Saved entries:
-=-=-

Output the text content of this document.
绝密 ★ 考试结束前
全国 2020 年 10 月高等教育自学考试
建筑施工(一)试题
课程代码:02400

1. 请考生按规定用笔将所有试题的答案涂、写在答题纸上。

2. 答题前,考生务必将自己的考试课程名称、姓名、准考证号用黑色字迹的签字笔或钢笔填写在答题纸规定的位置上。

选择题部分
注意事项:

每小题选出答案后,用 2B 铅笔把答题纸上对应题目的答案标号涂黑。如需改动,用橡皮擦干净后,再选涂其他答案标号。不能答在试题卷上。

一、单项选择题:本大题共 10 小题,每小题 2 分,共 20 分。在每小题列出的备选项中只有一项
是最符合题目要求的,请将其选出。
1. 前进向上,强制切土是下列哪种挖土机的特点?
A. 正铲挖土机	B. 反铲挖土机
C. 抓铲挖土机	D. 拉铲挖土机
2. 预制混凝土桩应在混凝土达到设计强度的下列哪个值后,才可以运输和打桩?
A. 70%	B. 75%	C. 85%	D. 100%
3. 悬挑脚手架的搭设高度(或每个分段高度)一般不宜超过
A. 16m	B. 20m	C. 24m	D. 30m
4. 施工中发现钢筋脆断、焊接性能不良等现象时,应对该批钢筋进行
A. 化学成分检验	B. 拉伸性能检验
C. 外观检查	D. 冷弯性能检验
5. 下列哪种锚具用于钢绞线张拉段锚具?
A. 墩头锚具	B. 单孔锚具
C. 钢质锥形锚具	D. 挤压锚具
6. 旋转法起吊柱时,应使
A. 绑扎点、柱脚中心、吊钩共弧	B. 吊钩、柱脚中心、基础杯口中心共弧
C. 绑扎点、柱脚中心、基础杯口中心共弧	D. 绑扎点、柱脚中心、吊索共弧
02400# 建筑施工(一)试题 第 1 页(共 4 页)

-=-=-

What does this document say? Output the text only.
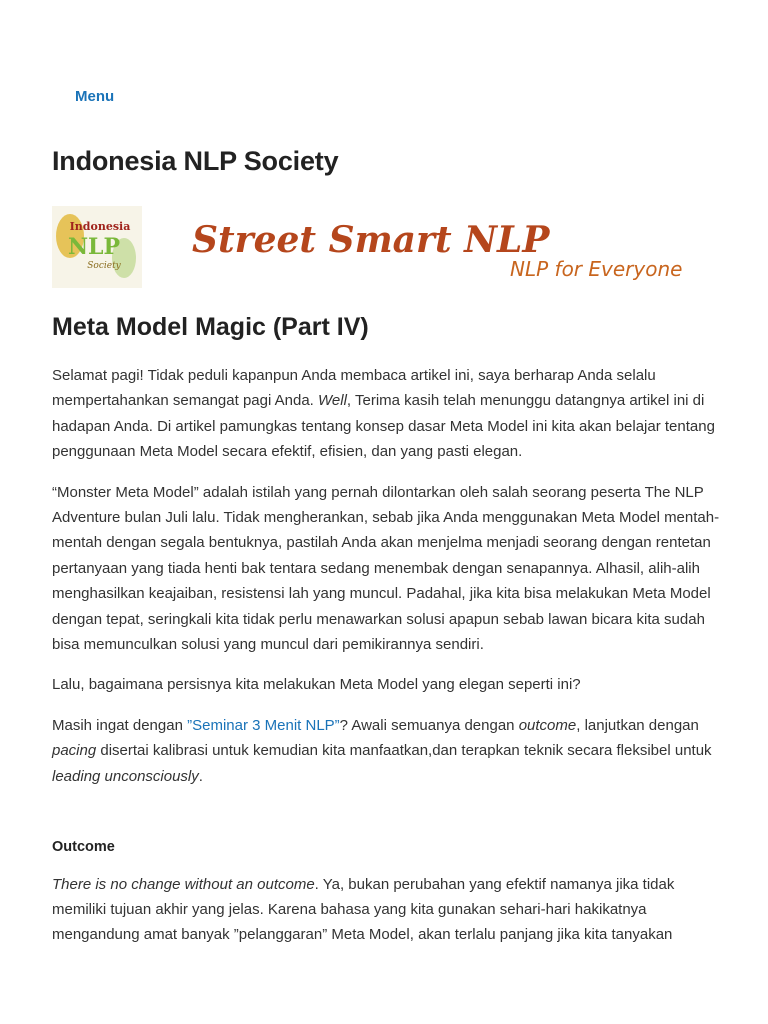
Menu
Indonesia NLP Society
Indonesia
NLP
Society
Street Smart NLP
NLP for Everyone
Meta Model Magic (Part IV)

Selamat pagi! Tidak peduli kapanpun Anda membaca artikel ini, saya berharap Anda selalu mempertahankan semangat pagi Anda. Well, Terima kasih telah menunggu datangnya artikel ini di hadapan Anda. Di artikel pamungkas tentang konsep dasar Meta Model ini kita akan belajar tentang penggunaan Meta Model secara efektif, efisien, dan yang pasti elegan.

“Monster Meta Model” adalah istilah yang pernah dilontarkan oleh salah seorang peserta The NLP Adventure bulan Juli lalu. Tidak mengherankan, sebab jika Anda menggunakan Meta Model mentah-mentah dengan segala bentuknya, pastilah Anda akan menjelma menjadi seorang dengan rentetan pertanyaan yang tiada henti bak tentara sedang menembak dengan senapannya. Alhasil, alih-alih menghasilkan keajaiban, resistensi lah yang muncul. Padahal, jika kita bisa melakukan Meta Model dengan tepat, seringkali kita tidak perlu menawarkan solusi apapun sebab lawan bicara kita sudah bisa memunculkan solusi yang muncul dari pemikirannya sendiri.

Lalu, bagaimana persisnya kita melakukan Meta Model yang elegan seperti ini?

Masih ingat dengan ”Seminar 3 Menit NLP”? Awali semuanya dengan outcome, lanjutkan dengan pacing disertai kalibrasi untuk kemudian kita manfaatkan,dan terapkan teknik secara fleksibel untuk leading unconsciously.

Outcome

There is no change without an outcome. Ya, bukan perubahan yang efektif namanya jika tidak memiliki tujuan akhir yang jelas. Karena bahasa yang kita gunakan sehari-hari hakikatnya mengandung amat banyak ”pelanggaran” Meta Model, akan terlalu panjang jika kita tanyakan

-=-=-

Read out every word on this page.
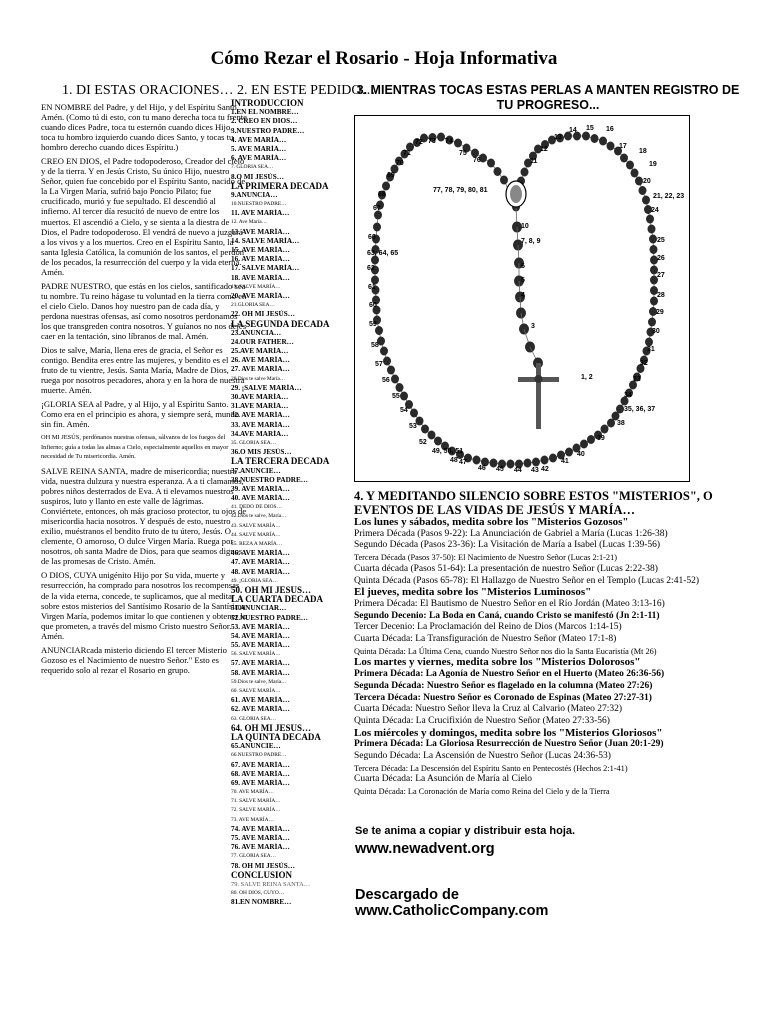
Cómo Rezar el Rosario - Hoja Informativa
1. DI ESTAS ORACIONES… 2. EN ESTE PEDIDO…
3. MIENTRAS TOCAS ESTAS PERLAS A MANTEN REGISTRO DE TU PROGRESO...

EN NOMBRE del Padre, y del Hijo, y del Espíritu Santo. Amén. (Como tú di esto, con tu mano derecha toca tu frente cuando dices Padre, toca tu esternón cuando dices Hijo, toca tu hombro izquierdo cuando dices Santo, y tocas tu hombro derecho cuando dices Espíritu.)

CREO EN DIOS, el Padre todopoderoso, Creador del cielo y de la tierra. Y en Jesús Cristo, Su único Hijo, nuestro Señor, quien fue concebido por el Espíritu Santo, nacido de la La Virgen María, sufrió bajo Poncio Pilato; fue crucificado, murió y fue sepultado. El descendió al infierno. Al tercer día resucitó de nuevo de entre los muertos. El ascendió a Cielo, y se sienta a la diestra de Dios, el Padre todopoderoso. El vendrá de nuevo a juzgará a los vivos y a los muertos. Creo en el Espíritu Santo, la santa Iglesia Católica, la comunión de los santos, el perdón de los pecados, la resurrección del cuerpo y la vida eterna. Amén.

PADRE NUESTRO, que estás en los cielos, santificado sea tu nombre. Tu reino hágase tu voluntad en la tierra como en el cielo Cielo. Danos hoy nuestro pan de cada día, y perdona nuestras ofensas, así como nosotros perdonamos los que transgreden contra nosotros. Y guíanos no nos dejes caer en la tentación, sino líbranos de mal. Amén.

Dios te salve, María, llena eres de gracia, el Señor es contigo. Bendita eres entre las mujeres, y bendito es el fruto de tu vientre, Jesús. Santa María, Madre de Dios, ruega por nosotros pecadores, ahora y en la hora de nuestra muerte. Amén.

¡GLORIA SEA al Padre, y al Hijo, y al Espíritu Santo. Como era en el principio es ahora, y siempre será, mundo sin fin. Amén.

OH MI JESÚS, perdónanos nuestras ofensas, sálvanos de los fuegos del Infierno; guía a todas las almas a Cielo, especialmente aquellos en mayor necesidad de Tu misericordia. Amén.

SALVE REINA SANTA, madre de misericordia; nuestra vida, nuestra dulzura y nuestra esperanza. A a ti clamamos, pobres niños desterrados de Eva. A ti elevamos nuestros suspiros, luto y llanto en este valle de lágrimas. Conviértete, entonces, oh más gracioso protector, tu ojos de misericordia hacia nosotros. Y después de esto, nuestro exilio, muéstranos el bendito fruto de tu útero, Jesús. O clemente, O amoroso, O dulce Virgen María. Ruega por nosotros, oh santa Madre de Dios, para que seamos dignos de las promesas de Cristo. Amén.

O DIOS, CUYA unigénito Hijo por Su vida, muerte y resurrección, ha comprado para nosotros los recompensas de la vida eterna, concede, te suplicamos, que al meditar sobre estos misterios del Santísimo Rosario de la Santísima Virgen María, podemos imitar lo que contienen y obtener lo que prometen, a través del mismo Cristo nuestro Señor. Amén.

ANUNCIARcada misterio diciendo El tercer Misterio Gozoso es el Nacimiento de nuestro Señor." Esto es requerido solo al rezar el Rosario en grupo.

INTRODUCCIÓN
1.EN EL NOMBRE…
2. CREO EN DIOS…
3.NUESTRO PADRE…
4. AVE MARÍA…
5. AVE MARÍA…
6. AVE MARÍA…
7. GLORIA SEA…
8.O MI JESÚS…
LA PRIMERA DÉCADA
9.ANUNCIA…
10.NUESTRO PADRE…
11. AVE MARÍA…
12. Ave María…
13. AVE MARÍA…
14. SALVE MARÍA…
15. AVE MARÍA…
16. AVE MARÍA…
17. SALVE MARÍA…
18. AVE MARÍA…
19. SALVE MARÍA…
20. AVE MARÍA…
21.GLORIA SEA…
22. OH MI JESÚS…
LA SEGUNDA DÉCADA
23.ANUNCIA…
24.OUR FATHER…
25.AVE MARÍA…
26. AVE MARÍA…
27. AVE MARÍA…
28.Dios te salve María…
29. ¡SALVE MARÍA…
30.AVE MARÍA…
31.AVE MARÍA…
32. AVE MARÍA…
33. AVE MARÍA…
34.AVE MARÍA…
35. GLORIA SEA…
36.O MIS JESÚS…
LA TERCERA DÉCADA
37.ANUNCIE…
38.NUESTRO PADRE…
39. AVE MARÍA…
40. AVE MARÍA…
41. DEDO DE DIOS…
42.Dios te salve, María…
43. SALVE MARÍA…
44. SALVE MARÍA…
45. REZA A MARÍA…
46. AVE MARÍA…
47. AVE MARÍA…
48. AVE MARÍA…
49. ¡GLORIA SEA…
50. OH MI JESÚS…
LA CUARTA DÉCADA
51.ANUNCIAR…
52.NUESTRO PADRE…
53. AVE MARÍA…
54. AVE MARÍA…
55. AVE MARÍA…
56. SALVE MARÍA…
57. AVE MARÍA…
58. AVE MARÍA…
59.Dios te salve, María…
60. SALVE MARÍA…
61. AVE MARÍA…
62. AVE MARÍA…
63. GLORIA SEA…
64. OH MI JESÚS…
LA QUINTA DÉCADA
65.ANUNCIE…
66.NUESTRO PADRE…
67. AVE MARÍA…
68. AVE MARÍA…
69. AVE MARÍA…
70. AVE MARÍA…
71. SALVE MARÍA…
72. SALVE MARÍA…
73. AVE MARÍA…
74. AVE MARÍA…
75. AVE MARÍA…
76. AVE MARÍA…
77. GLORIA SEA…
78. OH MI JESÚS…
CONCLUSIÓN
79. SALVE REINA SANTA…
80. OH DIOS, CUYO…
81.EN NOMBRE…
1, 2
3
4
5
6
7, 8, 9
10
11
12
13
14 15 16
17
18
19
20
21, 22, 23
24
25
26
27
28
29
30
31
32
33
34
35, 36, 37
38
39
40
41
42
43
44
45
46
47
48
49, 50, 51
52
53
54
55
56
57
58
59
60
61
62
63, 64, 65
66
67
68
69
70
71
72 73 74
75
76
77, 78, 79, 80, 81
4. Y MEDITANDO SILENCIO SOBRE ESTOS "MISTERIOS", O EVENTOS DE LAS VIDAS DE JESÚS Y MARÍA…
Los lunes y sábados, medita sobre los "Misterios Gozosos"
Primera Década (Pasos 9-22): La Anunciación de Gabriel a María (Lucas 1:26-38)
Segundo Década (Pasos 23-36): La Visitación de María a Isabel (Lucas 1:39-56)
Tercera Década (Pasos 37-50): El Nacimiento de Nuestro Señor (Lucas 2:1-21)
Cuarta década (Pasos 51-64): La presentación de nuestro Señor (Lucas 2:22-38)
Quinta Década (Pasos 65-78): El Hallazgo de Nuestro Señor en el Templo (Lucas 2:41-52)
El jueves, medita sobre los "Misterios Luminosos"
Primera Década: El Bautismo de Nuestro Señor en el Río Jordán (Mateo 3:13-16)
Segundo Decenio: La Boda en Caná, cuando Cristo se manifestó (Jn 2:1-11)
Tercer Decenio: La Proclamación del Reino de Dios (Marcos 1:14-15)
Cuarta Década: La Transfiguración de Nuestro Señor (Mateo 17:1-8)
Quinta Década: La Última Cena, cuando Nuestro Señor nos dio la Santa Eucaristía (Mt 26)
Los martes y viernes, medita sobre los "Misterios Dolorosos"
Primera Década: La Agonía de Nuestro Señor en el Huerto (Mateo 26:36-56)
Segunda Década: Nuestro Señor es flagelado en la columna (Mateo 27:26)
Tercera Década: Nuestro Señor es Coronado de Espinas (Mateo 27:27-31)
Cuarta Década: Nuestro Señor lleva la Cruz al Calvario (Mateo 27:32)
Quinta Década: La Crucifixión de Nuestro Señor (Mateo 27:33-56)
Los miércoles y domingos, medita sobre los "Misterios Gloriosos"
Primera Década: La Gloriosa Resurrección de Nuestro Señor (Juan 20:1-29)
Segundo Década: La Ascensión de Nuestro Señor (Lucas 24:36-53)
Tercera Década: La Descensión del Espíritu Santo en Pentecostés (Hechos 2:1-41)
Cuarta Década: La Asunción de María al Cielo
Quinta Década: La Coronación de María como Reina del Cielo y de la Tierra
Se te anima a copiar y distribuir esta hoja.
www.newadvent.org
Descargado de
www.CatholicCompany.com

-=-=-

TO BE DONE = Each line with the string "基础杯口中心共弧" in it needs to be found and copied.

FULL ANSWER =
A. 绑扎点、柱脚中心、吊钩共弧	B. 吊钩、柱脚中心、基础杯口中心共弧
C. 绑扎点、柱脚中心、基础杯口中心共弧	D. 绑扎点、柱脚中心、吊索共弧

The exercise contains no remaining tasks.